**What is expected:** Type out every line below exactly as it reads.

**Working data:**

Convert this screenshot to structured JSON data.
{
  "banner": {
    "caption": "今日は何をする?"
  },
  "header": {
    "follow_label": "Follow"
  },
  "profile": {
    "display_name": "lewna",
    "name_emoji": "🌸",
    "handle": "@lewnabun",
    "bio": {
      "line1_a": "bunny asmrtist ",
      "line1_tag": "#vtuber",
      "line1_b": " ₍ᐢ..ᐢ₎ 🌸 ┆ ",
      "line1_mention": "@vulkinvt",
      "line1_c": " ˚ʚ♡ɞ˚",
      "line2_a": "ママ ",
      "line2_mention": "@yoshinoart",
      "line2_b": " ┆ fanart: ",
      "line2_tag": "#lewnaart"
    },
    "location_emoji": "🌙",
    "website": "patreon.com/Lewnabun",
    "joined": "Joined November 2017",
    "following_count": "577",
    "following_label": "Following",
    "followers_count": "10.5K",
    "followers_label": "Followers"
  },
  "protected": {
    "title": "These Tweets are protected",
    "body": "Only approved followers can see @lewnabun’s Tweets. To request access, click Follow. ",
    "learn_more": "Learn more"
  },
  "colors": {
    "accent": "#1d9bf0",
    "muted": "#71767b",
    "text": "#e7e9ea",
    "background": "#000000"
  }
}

**Problem solution:**
Convert this screenshot to structured JSON data.
{
  "banner": {
    "caption": "今日は何をする?"
  },
  "header": {
    "follow_label": "Follow"
  },
  "profile": {
    "display_name": "lewna",
    "name_emoji": "🌸",
    "handle": "@lewnabun",
    "bio": {
      "line1_a": "bunny asmrtist ",
      "line1_tag": "#vtuber",
      "line1_b": " ₍ᐢ..ᐢ₎ 🌸 ┆ ",
      "line1_mention": "@vulkinvt",
      "line1_c": " ˚ʚ♡ɞ˚",
      "line2_a": "ママ ",
      "line2_mention": "@yoshinoart",
      "line2_b": " ┆ fanart: ",
      "line2_tag": "#lewnaart"
    },
    "location_emoji": "🌙",
    "website": "patreon.com/Lewnabun",
    "joined": "Joined November 2017",
    "following_count": "577",
    "following_label": "Following",
    "followers_count": "10.5K",
    "followers_label": "Followers"
  },
  "protected": {
    "title": "These Tweets are protected",
    "body": "Only approved followers can see @lewnabun’s Tweets. To request access, click Follow. ",
    "learn_more": "Learn more"
  },
  "colors": {
    "accent": "#1d9bf0",
    "muted": "#71767b",
    "text": "#e7e9ea",
    "background": "#000000"
  }
}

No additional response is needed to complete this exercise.